▶ _Goal_
From the entries below, say how many lines carry the word "Universitas", and give nothing but the number.

▶ _Dataset items_

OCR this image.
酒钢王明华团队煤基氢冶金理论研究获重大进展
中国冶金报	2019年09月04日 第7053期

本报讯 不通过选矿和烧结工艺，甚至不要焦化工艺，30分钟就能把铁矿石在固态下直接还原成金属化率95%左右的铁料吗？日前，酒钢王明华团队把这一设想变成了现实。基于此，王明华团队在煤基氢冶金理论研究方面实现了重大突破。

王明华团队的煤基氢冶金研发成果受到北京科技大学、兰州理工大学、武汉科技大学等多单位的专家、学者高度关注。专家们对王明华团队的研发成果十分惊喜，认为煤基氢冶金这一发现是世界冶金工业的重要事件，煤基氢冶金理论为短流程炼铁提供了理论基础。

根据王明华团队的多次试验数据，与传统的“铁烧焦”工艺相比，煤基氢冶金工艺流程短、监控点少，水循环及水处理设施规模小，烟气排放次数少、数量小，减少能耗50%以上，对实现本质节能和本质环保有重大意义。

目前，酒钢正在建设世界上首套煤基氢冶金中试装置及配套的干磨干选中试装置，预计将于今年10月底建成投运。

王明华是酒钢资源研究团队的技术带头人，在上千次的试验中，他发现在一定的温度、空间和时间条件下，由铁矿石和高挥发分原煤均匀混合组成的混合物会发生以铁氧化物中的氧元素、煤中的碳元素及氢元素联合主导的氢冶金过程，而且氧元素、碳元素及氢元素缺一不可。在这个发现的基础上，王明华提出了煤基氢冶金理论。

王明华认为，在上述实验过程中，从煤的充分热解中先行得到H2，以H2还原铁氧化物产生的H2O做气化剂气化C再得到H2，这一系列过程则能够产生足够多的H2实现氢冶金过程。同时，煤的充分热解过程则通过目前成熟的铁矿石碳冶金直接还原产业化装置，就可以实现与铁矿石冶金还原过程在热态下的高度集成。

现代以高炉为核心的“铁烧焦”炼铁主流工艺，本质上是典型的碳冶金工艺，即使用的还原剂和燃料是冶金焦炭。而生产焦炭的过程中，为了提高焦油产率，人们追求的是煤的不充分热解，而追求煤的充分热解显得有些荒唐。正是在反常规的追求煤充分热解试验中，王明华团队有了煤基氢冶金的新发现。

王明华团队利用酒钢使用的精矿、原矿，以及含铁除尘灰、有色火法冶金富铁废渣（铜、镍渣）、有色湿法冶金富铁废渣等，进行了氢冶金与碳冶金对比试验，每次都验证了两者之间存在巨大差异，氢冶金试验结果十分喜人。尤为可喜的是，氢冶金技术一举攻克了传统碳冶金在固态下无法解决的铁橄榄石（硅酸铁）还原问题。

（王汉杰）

==

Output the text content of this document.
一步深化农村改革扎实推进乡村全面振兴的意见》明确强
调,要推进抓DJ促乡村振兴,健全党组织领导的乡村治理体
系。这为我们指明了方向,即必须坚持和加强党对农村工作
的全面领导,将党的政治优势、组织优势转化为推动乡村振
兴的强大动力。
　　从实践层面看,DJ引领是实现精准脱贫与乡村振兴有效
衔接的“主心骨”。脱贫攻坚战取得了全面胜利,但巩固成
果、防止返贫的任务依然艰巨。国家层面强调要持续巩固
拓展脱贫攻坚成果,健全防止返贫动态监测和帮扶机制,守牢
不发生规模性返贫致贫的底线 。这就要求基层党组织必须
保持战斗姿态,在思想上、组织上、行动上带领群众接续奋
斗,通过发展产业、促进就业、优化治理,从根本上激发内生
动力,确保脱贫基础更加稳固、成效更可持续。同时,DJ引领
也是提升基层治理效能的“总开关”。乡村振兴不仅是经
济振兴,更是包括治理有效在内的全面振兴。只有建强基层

--

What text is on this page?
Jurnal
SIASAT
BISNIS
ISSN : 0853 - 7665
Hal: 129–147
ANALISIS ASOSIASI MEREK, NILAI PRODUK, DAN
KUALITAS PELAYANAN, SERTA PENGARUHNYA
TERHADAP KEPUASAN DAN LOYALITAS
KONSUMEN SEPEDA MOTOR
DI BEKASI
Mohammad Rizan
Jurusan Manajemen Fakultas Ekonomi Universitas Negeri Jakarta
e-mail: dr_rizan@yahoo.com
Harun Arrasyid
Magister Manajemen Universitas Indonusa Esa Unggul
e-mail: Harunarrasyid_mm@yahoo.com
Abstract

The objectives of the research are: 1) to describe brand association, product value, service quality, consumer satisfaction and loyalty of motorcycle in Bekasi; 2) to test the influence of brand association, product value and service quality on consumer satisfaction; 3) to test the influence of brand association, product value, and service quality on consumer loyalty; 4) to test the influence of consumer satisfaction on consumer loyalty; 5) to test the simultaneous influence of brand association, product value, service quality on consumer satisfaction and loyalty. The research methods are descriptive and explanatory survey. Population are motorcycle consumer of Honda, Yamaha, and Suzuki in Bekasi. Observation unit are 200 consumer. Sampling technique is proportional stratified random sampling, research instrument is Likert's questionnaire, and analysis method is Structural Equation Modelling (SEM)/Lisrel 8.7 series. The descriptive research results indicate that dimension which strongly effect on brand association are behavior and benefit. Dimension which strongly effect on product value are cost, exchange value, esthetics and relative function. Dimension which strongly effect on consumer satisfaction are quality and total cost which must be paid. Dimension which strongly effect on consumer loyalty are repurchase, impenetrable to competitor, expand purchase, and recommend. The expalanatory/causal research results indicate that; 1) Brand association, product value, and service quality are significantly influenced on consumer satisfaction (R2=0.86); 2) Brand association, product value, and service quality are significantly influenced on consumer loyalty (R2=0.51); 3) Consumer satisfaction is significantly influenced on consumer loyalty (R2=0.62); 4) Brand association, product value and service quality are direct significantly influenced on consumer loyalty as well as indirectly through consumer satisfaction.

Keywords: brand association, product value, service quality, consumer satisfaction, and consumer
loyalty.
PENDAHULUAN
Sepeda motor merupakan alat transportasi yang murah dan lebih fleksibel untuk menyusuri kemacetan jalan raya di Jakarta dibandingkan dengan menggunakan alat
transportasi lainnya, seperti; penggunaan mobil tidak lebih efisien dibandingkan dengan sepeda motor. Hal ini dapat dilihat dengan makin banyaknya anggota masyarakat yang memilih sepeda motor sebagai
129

▶ _Answer to this exercise_
2